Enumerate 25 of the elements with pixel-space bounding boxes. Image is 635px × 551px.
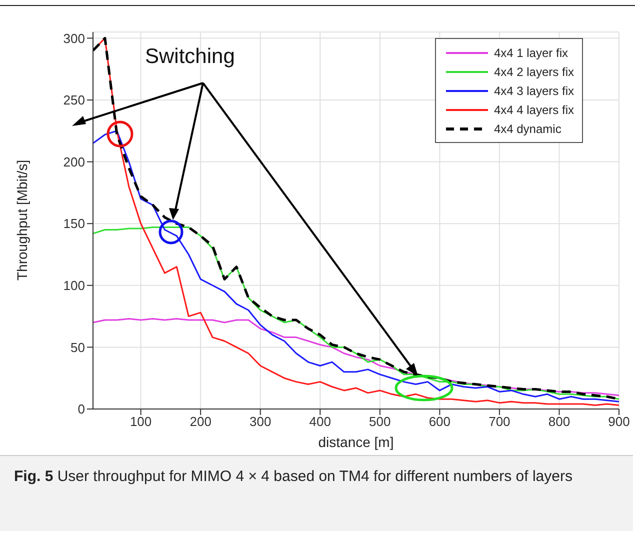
y-tick-label: 0 (78, 402, 85, 417)
y-tick-label: 150 (63, 216, 85, 232)
legend-label: 4x4 dynamic (494, 122, 562, 136)
x-tick-label: 600 (428, 414, 451, 430)
y-axis-title: Throughput [Mbit/s] (14, 160, 30, 280)
legend-label: 4x4 3 layers fix (494, 84, 574, 98)
y-tick-label: 250 (63, 92, 85, 108)
x-tick-label: 500 (369, 414, 391, 430)
y-tick-label: 50 (70, 340, 85, 355)
y-tick-label: 200 (63, 154, 85, 170)
legend-label: 4x4 4 layers fix (494, 102, 574, 116)
x-tick-label: 700 (488, 414, 510, 430)
x-tick-label: 100 (130, 414, 152, 430)
x-tick-label: 400 (309, 414, 331, 430)
x-tick-label: 800 (548, 414, 570, 430)
y-tick-label: 100 (63, 278, 85, 294)
caption: Fig. 5 User throughput for MIMO 4 × 4 based on TM4 for different numbers of layers (13, 467, 574, 487)
legend-label: 4x4 1 layer fix (494, 46, 568, 60)
annotation: Switching (145, 45, 235, 68)
y-tick-label: 300 (63, 30, 85, 46)
x-tick-label: 300 (250, 414, 272, 430)
x-axis-title: distance [m] (318, 434, 394, 450)
legend-label: 4x4 2 layers fix (494, 64, 574, 78)
x-tick-label: 900 (608, 414, 630, 430)
x-tick-label: 200 (190, 414, 212, 430)
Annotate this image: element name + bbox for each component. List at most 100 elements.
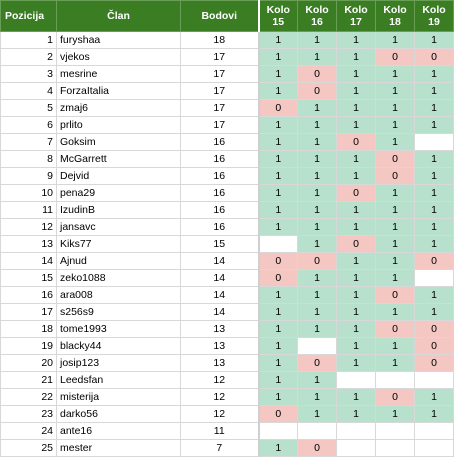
position-cell: 6 bbox=[0, 116, 57, 134]
member-name-cell: vjekos bbox=[56, 48, 181, 66]
score-cell-kolo-18: 1 bbox=[375, 252, 415, 270]
position-cell: 15 bbox=[0, 269, 57, 287]
header-kolo-16: Kolo 16 bbox=[297, 0, 337, 32]
table-row: 6 prlito 17 1 1 1 1 1 bbox=[0, 116, 454, 134]
score-cell-kolo-19: 1 bbox=[414, 218, 454, 236]
score-cell-kolo-17: 1 bbox=[336, 388, 376, 406]
score-cell-kolo-15: 1 bbox=[258, 167, 298, 185]
position-cell: 16 bbox=[0, 286, 57, 304]
member-name-cell: Dejvid bbox=[56, 167, 181, 185]
score-cell-kolo-16: 0 bbox=[297, 65, 337, 83]
table-row: 11 IzudinB 16 1 1 1 1 1 bbox=[0, 201, 454, 219]
score-cell-kolo-19: 0 bbox=[414, 320, 454, 338]
score-cell-kolo-17: 1 bbox=[336, 320, 376, 338]
score-cell-kolo-17: 0 bbox=[336, 133, 376, 151]
position-cell: 3 bbox=[0, 65, 57, 83]
score-cell-kolo-17: 1 bbox=[336, 286, 376, 304]
score-cell-kolo-19: 1 bbox=[414, 167, 454, 185]
header-clan: Član bbox=[56, 0, 181, 32]
score-cell-kolo-16: 1 bbox=[297, 167, 337, 185]
score-cell-kolo-18: 1 bbox=[375, 218, 415, 236]
score-cell-kolo-19: 1 bbox=[414, 31, 454, 49]
score-cell-kolo-18: 1 bbox=[375, 337, 415, 355]
score-cell-kolo-18: 1 bbox=[375, 405, 415, 423]
member-name-cell: ante16 bbox=[56, 422, 181, 440]
score-cell-kolo-16: 1 bbox=[297, 320, 337, 338]
score-cell-kolo-18: 1 bbox=[375, 65, 415, 83]
member-name-cell: IzudinB bbox=[56, 201, 181, 219]
score-cell-kolo-17: 1 bbox=[336, 82, 376, 100]
score-cell-kolo-15: 1 bbox=[258, 320, 298, 338]
score-cell-kolo-18: 1 bbox=[375, 31, 415, 49]
score-cell-kolo-16: 1 bbox=[297, 388, 337, 406]
header-row: Pozicija Član Bodovi Kolo 15 Kolo 16 Kolo 1… bbox=[0, 0, 454, 32]
score-cell-kolo-17: 1 bbox=[336, 303, 376, 321]
score-cell-kolo-16: 1 bbox=[297, 116, 337, 134]
score-cell-kolo-19: 1 bbox=[414, 405, 454, 423]
points-cell: 14 bbox=[180, 269, 260, 287]
score-cell-kolo-15: 1 bbox=[258, 82, 298, 100]
score-cell-kolo-18: 1 bbox=[375, 184, 415, 202]
member-name-cell: mesrine bbox=[56, 65, 181, 83]
table-row: 19 blacky44 13 1 1 1 0 bbox=[0, 337, 454, 355]
score-cell-kolo-17: 1 bbox=[336, 354, 376, 372]
points-cell: 7 bbox=[180, 439, 260, 457]
score-cell-kolo-15: 0 bbox=[258, 405, 298, 423]
score-cell-kolo-15: 1 bbox=[258, 371, 298, 389]
table-row: 23 darko56 12 0 1 1 1 1 bbox=[0, 405, 454, 423]
score-cell-kolo-19 bbox=[414, 371, 454, 389]
score-cell-kolo-16: 1 bbox=[297, 218, 337, 236]
score-cell-kolo-17: 1 bbox=[336, 201, 376, 219]
points-cell: 17 bbox=[180, 48, 260, 66]
score-cell-kolo-19 bbox=[414, 439, 454, 457]
score-cell-kolo-15: 1 bbox=[258, 133, 298, 151]
table-row: 13 Kiks77 15 1 0 1 1 bbox=[0, 235, 454, 253]
position-cell: 10 bbox=[0, 184, 57, 202]
position-cell: 14 bbox=[0, 252, 57, 270]
score-cell-kolo-15: 1 bbox=[258, 184, 298, 202]
score-cell-kolo-19: 1 bbox=[414, 82, 454, 100]
score-cell-kolo-18: 1 bbox=[375, 235, 415, 253]
score-cell-kolo-19: 1 bbox=[414, 99, 454, 117]
member-name-cell: ForzaItalia bbox=[56, 82, 181, 100]
points-cell: 17 bbox=[180, 82, 260, 100]
score-cell-kolo-18: 0 bbox=[375, 150, 415, 168]
member-name-cell: Ajnud bbox=[56, 252, 181, 270]
member-name-cell: mester bbox=[56, 439, 181, 457]
position-cell: 22 bbox=[0, 388, 57, 406]
score-cell-kolo-15: 0 bbox=[258, 252, 298, 270]
score-cell-kolo-19: 1 bbox=[414, 65, 454, 83]
header-bodovi: Bodovi bbox=[180, 0, 260, 32]
score-cell-kolo-16: 1 bbox=[297, 286, 337, 304]
table-row: 1 furyshaa 18 1 1 1 1 1 bbox=[0, 31, 454, 49]
score-cell-kolo-16: 1 bbox=[297, 48, 337, 66]
member-name-cell: zmaj6 bbox=[56, 99, 181, 117]
score-cell-kolo-16: 1 bbox=[297, 269, 337, 287]
score-cell-kolo-19: 1 bbox=[414, 150, 454, 168]
score-cell-kolo-16: 0 bbox=[297, 252, 337, 270]
member-name-cell: misterija bbox=[56, 388, 181, 406]
points-cell: 17 bbox=[180, 65, 260, 83]
member-name-cell: prlito bbox=[56, 116, 181, 134]
score-cell-kolo-16: 1 bbox=[297, 201, 337, 219]
score-cell-kolo-18 bbox=[375, 371, 415, 389]
position-cell: 4 bbox=[0, 82, 57, 100]
score-cell-kolo-17: 1 bbox=[336, 405, 376, 423]
score-cell-kolo-18: 1 bbox=[375, 201, 415, 219]
score-cell-kolo-19: 1 bbox=[414, 116, 454, 134]
points-cell: 12 bbox=[180, 388, 260, 406]
member-name-cell: zeko1088 bbox=[56, 269, 181, 287]
score-cell-kolo-16: 1 bbox=[297, 405, 337, 423]
table-row: 5 zmaj6 17 0 1 1 1 1 bbox=[0, 99, 454, 117]
points-cell: 16 bbox=[180, 133, 260, 151]
points-cell: 16 bbox=[180, 167, 260, 185]
points-cell: 12 bbox=[180, 371, 260, 389]
table-row: 22 misterija 12 1 1 1 0 1 bbox=[0, 388, 454, 406]
score-cell-kolo-18: 1 bbox=[375, 133, 415, 151]
points-cell: 12 bbox=[180, 405, 260, 423]
table-row: 3 mesrine 17 1 0 1 1 1 bbox=[0, 65, 454, 83]
points-cell: 14 bbox=[180, 252, 260, 270]
score-cell-kolo-18 bbox=[375, 439, 415, 457]
score-cell-kolo-19: 1 bbox=[414, 303, 454, 321]
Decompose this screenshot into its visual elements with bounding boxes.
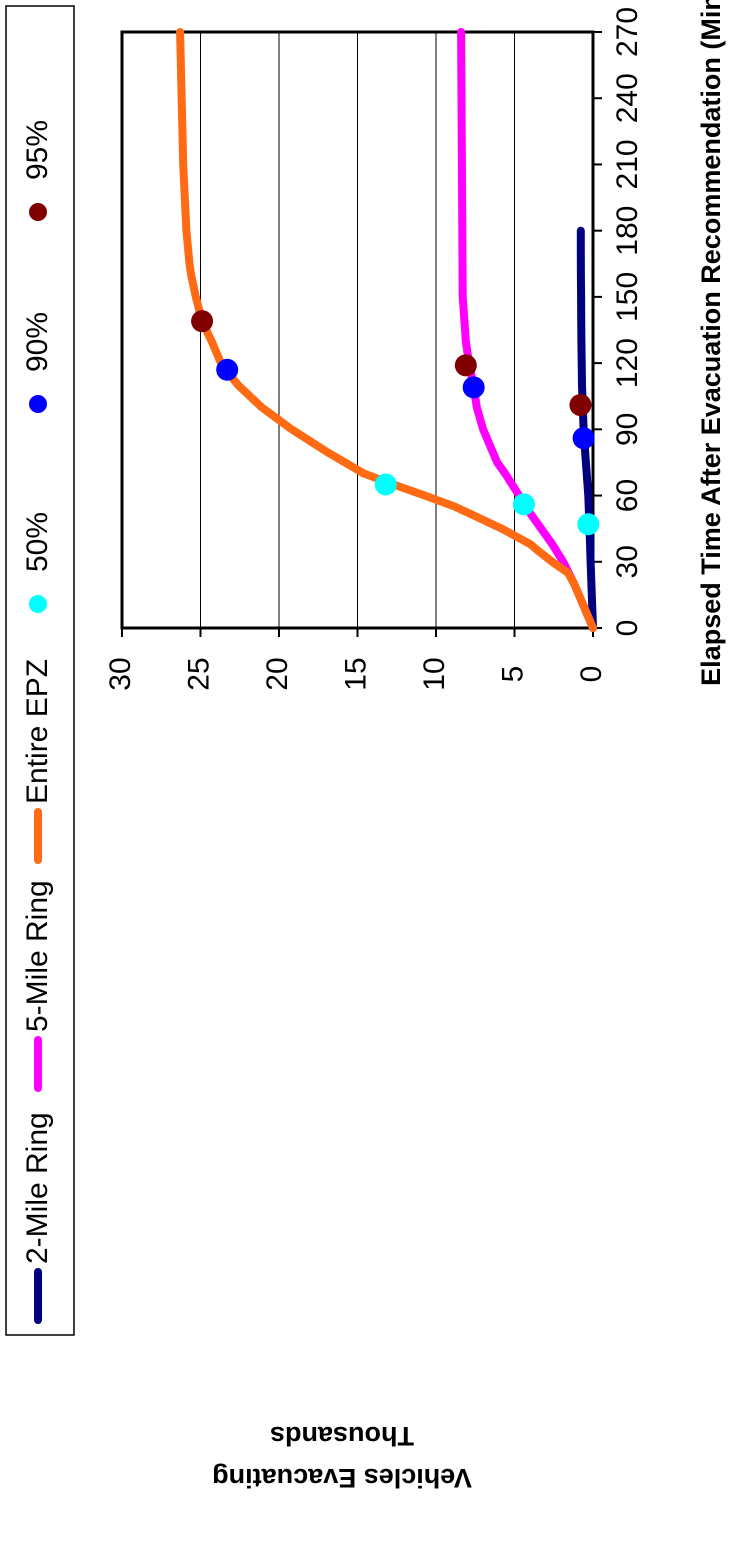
legend-label: 90% [21,312,54,372]
x-tick-label: 120 [611,338,644,388]
marker-layer [191,310,600,536]
y-tick-label: 25 [182,657,215,690]
y-tick-label: 20 [261,657,294,690]
x-tick-label: 150 [611,272,644,322]
x-tick-label: 270 [611,7,644,57]
series-line-5-mile-ring [457,28,597,632]
legend-label: 50% [21,512,54,572]
legend-label: 2-Mile Ring [21,1112,54,1264]
y-tick-label: 15 [339,657,372,690]
marker-95pct-point [191,310,214,333]
marker-95pct-point [454,354,477,377]
marker-50pct-point [374,473,397,496]
marker-50pct-point [577,513,600,536]
axes: 0 5 10 15 20 25 30 0 30 60 90 120 150 180 210 240 270 [104,7,644,691]
y-axis-title-line1: Vehicles Evacuating [212,1463,472,1493]
legend: 2-Mile Ring 5-Mile Ring Entire EPZ 50% 90% 95… [21,120,54,1324]
x-tick-label: 240 [611,73,644,123]
y-tick-label: 0 [575,666,608,683]
legend-swatch-dot [29,203,47,221]
y-tick-label: 5 [496,666,529,683]
legend-swatch-dot [29,595,47,613]
x-tick-label: 90 [611,413,644,446]
marker-50pct-point [512,493,535,516]
y-tick-label: 30 [104,657,137,690]
series-line-entire-epz [176,28,597,632]
marker-90pct-point [216,358,239,381]
y-axis-title-line2: Thousands [270,1421,414,1451]
x-tick-label: 0 [611,620,644,637]
marker-90pct-point [462,376,485,399]
legend-swatch-dot [29,395,47,413]
legend-label: Entire EPZ [21,659,54,804]
marker-90pct-point [572,427,595,450]
x-tick-label: 60 [611,479,644,512]
legend-label: 95% [21,120,54,180]
marker-95pct-point [569,394,592,417]
x-tick-label: 210 [611,139,644,189]
y-tick-label: 10 [418,657,451,690]
x-axis-title: Elapsed Time After Evacuation Recommenda… [696,0,726,686]
legend-box [5,5,75,1336]
x-tick-label: 30 [611,545,644,578]
legend-label: 5-Mile Ring [21,880,54,1032]
x-tick-label: 180 [611,206,644,256]
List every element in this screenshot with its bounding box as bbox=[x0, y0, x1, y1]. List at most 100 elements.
***
What the task asks ▸ Edit the lines from the one with "legend-label: 90% [21,312,54,372]" through the one with "y-tick-label: 15 [339,657,372,690]", changing "2-Mile Ring" to "Two-Mile Ring" and leaving everything else as it is. Return only those lines.

Solution to the problem ▸
legend-label: 90% [21,312,54,372]
x-tick-label: 120 [611,338,644,388]
marker-layer [191,310,600,536]
y-tick-label: 25 [182,657,215,690]
y-tick-label: 20 [261,657,294,690]
x-tick-label: 150 [611,272,644,322]
x-tick-label: 270 [611,7,644,57]
series-line-5-mile-ring [457,28,597,632]
legend-label: 50% [21,512,54,572]
legend-label: Two-Mile Ring [21,1112,54,1264]
y-tick-label: 15 [339,657,372,690]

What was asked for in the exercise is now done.